[Source records]
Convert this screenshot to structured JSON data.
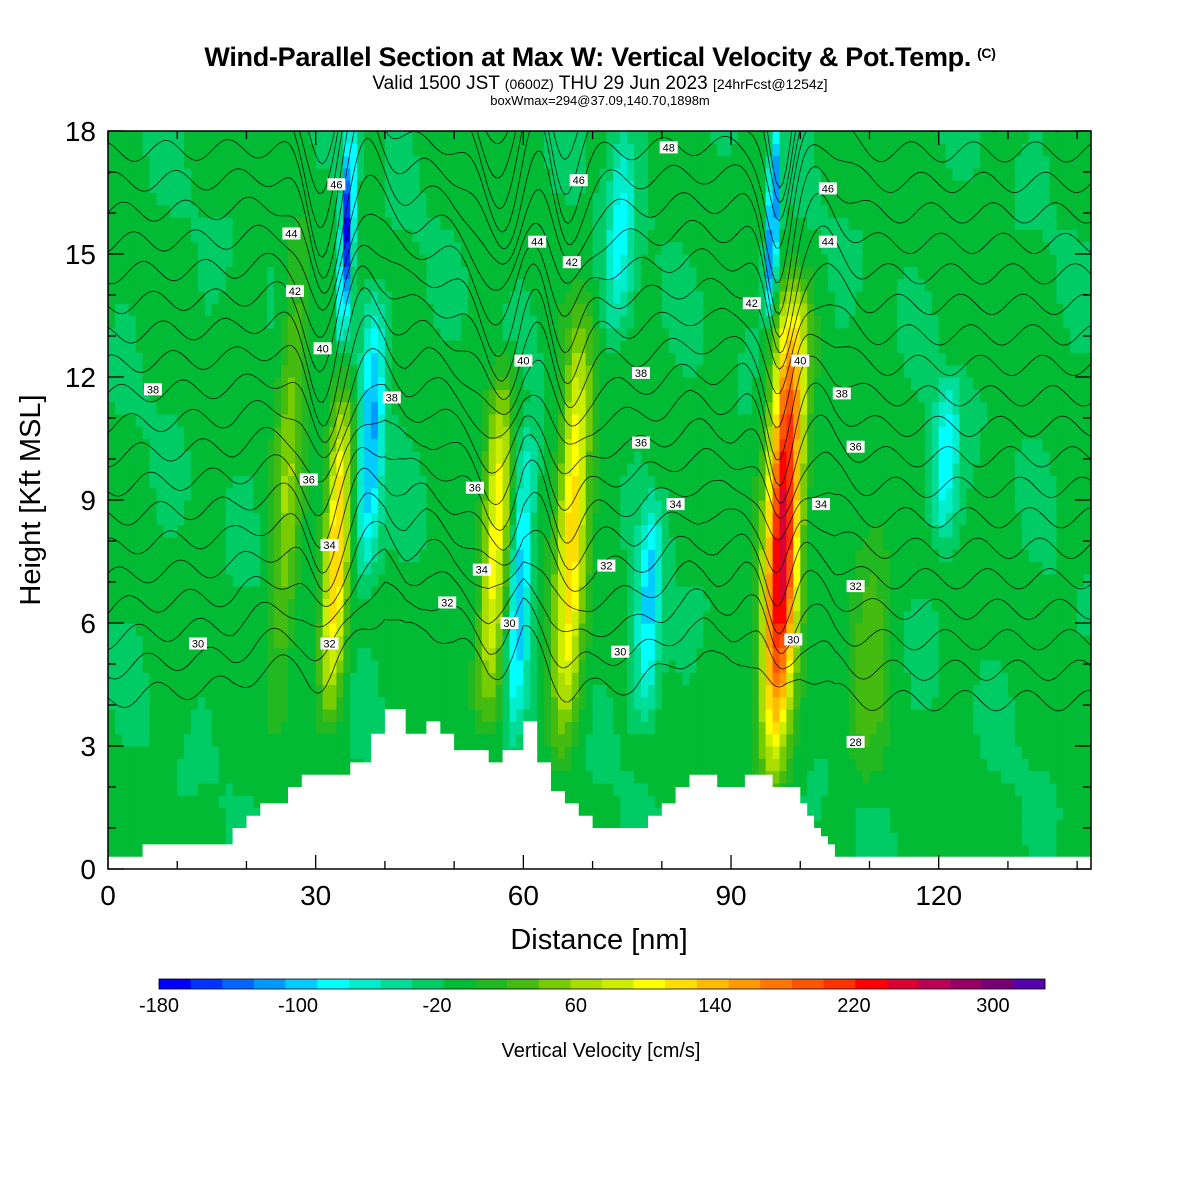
{
  "title": {
    "main": "Wind-Parallel Section at Max W: Vertical Velocity & Pot.Temp.",
    "mark": "(C)",
    "valid_prefix": "Valid 1500 JST",
    "valid_utc": "(0600Z)",
    "valid_date": "THU 29 Jun 2023",
    "forecast": "[24hrFcst@1254z]",
    "box": "boxWmax=294@37.09,140.70,1898m"
  },
  "chart_data": {
    "type": "heatmap",
    "xlabel": "Distance [nm]",
    "ylabel": "Height [Kft MSL]",
    "xlim": [
      0,
      142
    ],
    "ylim": [
      0,
      18
    ],
    "x_ticks": [
      "0",
      "30",
      "60",
      "90",
      "120"
    ],
    "y_ticks": [
      "0",
      "3",
      "6",
      "9",
      "12",
      "15",
      "18"
    ],
    "colorbar": {
      "label": "Vertical Velocity [cm/s]",
      "min": -180,
      "max": 330,
      "step": 20,
      "tick_labels": [
        "-180",
        "-100",
        "-20",
        "60",
        "140",
        "220",
        "300"
      ],
      "colors": [
        "#0000ff",
        "#0033ff",
        "#0066ff",
        "#0099ff",
        "#00ccff",
        "#00ffff",
        "#00eecc",
        "#00dd99",
        "#00cc66",
        "#00bb33",
        "#22b822",
        "#44bb11",
        "#77cc00",
        "#aadd00",
        "#ccee00",
        "#ffff00",
        "#ffdd00",
        "#ffbb00",
        "#ff9900",
        "#ff7700",
        "#ff5500",
        "#ff3300",
        "#ff0000",
        "#dd0033",
        "#bb0055",
        "#990066",
        "#770077",
        "#5500aa"
      ]
    },
    "terrain_kft": {
      "x": [
        0,
        5,
        18,
        20,
        22,
        26,
        28,
        35,
        38,
        40,
        43,
        46,
        48,
        50,
        55,
        57,
        60,
        62,
        64,
        66,
        68,
        70,
        72,
        74,
        76,
        78,
        80,
        82,
        84,
        86,
        88,
        90,
        92,
        94,
        96,
        98,
        100,
        101,
        102,
        103,
        104,
        105,
        106,
        142
      ],
      "y": [
        0.3,
        0.6,
        1.0,
        1.3,
        1.6,
        2.0,
        2.3,
        2.6,
        3.3,
        3.9,
        3.3,
        3.6,
        3.3,
        2.9,
        2.6,
        2.9,
        3.6,
        2.6,
        1.9,
        1.6,
        1.3,
        1.0,
        1.0,
        1.0,
        1.0,
        1.3,
        1.6,
        2.0,
        2.3,
        2.3,
        2.0,
        2.0,
        2.3,
        2.3,
        2.0,
        2.0,
        1.6,
        1.3,
        1.0,
        0.8,
        0.6,
        0.3,
        0.3,
        0.3
      ]
    },
    "updrafts": [
      {
        "x": 33,
        "y0": 3.5,
        "y1": 12,
        "peak": 160,
        "width": 1.8
      },
      {
        "x": 56,
        "y0": 3.5,
        "y1": 12.5,
        "peak": 130,
        "width": 2.0
      },
      {
        "x": 67,
        "y0": 2.5,
        "y1": 14.0,
        "peak": 150,
        "width": 2.2
      },
      {
        "x": 97.5,
        "y0": 2.0,
        "y1": 14.5,
        "peak": 294,
        "width": 2.4
      },
      {
        "x": 26,
        "y0": 3.0,
        "y1": 16.0,
        "peak": 70,
        "width": 2.0
      },
      {
        "x": 110,
        "y0": 2.0,
        "y1": 9.0,
        "peak": 50,
        "width": 3.0
      }
    ],
    "downdrafts": [
      {
        "x": 34.5,
        "y0": 13.0,
        "y1": 18,
        "peak": -170,
        "width": 0.9
      },
      {
        "x": 38,
        "y0": 7.0,
        "y1": 14.0,
        "peak": -110,
        "width": 1.8
      },
      {
        "x": 59.5,
        "y0": 3.0,
        "y1": 11.0,
        "peak": -100,
        "width": 1.6
      },
      {
        "x": 78,
        "y0": 3.5,
        "y1": 9.0,
        "peak": -95,
        "width": 1.8
      },
      {
        "x": 96,
        "y0": 13.5,
        "y1": 18,
        "peak": -150,
        "width": 0.8
      },
      {
        "x": 121,
        "y0": 8.0,
        "y1": 12.0,
        "peak": -80,
        "width": 1.8
      },
      {
        "x": 74,
        "y0": 13.0,
        "y1": 18,
        "peak": -70,
        "width": 2.0
      }
    ],
    "theta_contours": {
      "levels": [
        28,
        29,
        30,
        31,
        32,
        33,
        34,
        35,
        36,
        37,
        38,
        39,
        40,
        41,
        42,
        43,
        44,
        45,
        46,
        47,
        48,
        49
      ],
      "labels": [
        {
          "text": "48",
          "x": 81,
          "y": 17.6
        },
        {
          "text": "46",
          "x": 33,
          "y": 16.7
        },
        {
          "text": "46",
          "x": 68,
          "y": 16.8
        },
        {
          "text": "46",
          "x": 104,
          "y": 16.6
        },
        {
          "text": "44",
          "x": 26.5,
          "y": 15.5
        },
        {
          "text": "44",
          "x": 62,
          "y": 15.3
        },
        {
          "text": "44",
          "x": 104,
          "y": 15.3
        },
        {
          "text": "42",
          "x": 27,
          "y": 14.1
        },
        {
          "text": "42",
          "x": 67,
          "y": 14.8
        },
        {
          "text": "42",
          "x": 93,
          "y": 13.8
        },
        {
          "text": "40",
          "x": 31,
          "y": 12.7
        },
        {
          "text": "40",
          "x": 60,
          "y": 12.4
        },
        {
          "text": "40",
          "x": 100,
          "y": 12.4
        },
        {
          "text": "38",
          "x": 6.5,
          "y": 11.7
        },
        {
          "text": "38",
          "x": 41,
          "y": 11.5
        },
        {
          "text": "38",
          "x": 77,
          "y": 12.1
        },
        {
          "text": "38",
          "x": 106,
          "y": 11.6
        },
        {
          "text": "36",
          "x": 29,
          "y": 9.5
        },
        {
          "text": "36",
          "x": 53,
          "y": 9.3
        },
        {
          "text": "36",
          "x": 77,
          "y": 10.4
        },
        {
          "text": "36",
          "x": 108,
          "y": 10.3
        },
        {
          "text": "34",
          "x": 32,
          "y": 7.9
        },
        {
          "text": "34",
          "x": 54,
          "y": 7.3
        },
        {
          "text": "34",
          "x": 82,
          "y": 8.9
        },
        {
          "text": "34",
          "x": 103,
          "y": 8.9
        },
        {
          "text": "32",
          "x": 32,
          "y": 5.5
        },
        {
          "text": "32",
          "x": 49,
          "y": 6.5
        },
        {
          "text": "32",
          "x": 72,
          "y": 7.4
        },
        {
          "text": "32",
          "x": 108,
          "y": 6.9
        },
        {
          "text": "30",
          "x": 13,
          "y": 5.5
        },
        {
          "text": "30",
          "x": 58,
          "y": 6.0
        },
        {
          "text": "30",
          "x": 74,
          "y": 5.3
        },
        {
          "text": "30",
          "x": 99,
          "y": 5.6
        },
        {
          "text": "28",
          "x": 108,
          "y": 3.1
        }
      ]
    }
  }
}
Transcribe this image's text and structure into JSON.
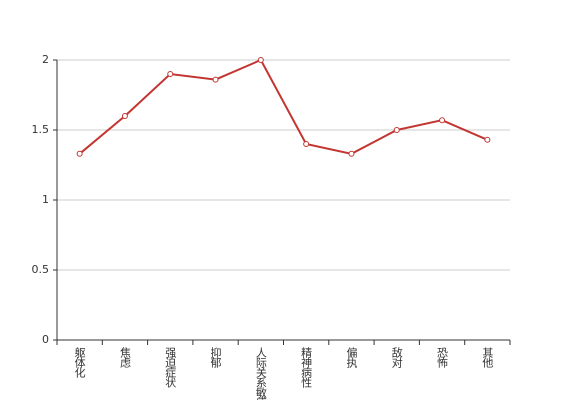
{
  "chart_data": {
    "type": "line",
    "categories": [
      "躯体化",
      "焦虑",
      "强迫症状",
      "抑郁",
      "人际关系敏感",
      "精神病性",
      "偏执",
      "敌对",
      "恐怖",
      "其他"
    ],
    "values": [
      1.33,
      1.6,
      1.9,
      1.86,
      2,
      1.4,
      1.33,
      1.5,
      1.57,
      1.43
    ],
    "color": "#c23531",
    "ylim": [
      0,
      2
    ],
    "yticks": [
      0,
      0.5,
      1,
      1.5,
      2
    ],
    "grid": true
  }
}
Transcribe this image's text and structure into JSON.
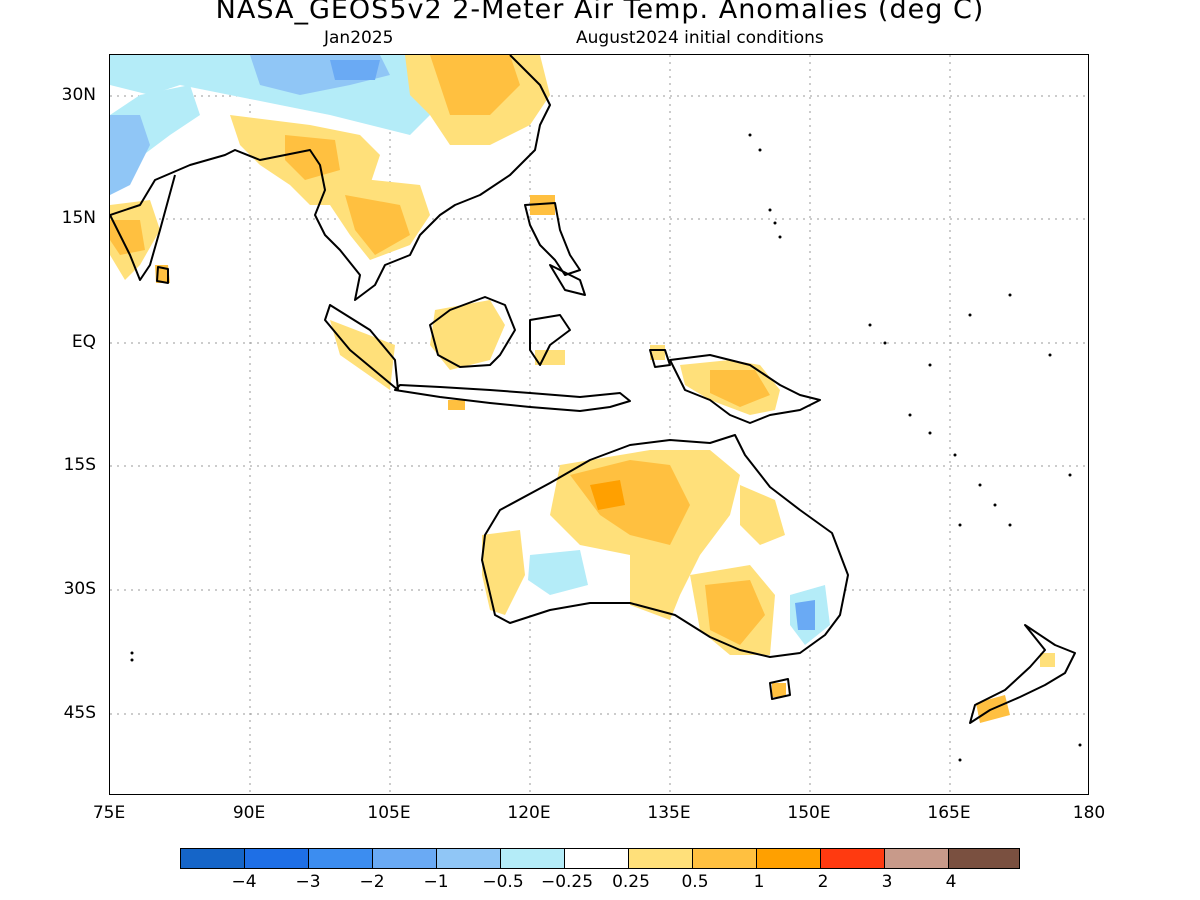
{
  "title": "NASA_GEOS5v2 2-Meter Air Temp. Anomalies (deg C)",
  "subtitle_left": "Jan2025",
  "subtitle_right": "August2024 initial conditions",
  "lat_labels": [
    "30N",
    "15N",
    "EQ",
    "15S",
    "30S",
    "45S"
  ],
  "lon_labels": [
    "75E",
    "90E",
    "105E",
    "120E",
    "135E",
    "150E",
    "165E",
    "180"
  ],
  "colorbar": {
    "labels": [
      "−4",
      "−3",
      "−2",
      "−1",
      "−0.5",
      "−0.25",
      "0.25",
      "0.5",
      "1",
      "2",
      "3",
      "4"
    ],
    "colors": [
      "#1565c8",
      "#1e6fe6",
      "#3c8df0",
      "#6aaaf4",
      "#90c6f6",
      "#b4ecf8",
      "#ffffff",
      "#ffe07a",
      "#ffc040",
      "#ffa000",
      "#ff3a10",
      "#c89a8a",
      "#7a5040"
    ]
  }
}
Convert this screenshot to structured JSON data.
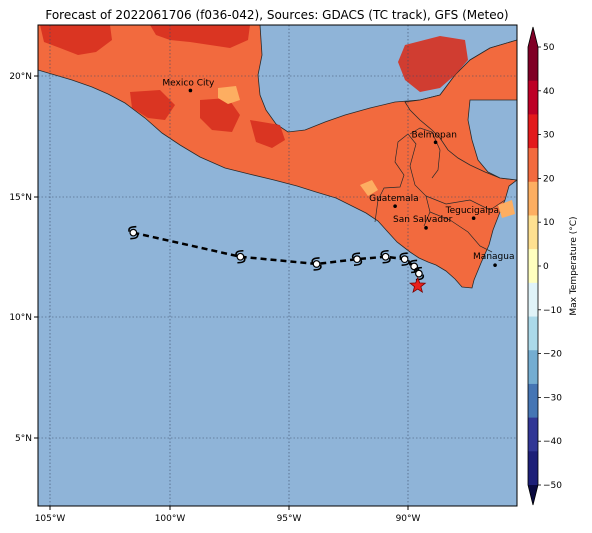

EXERCISE BRIEF
Answer with one number: how many lines in the listing hold "Temp".

WRITTEN RESPONSE
2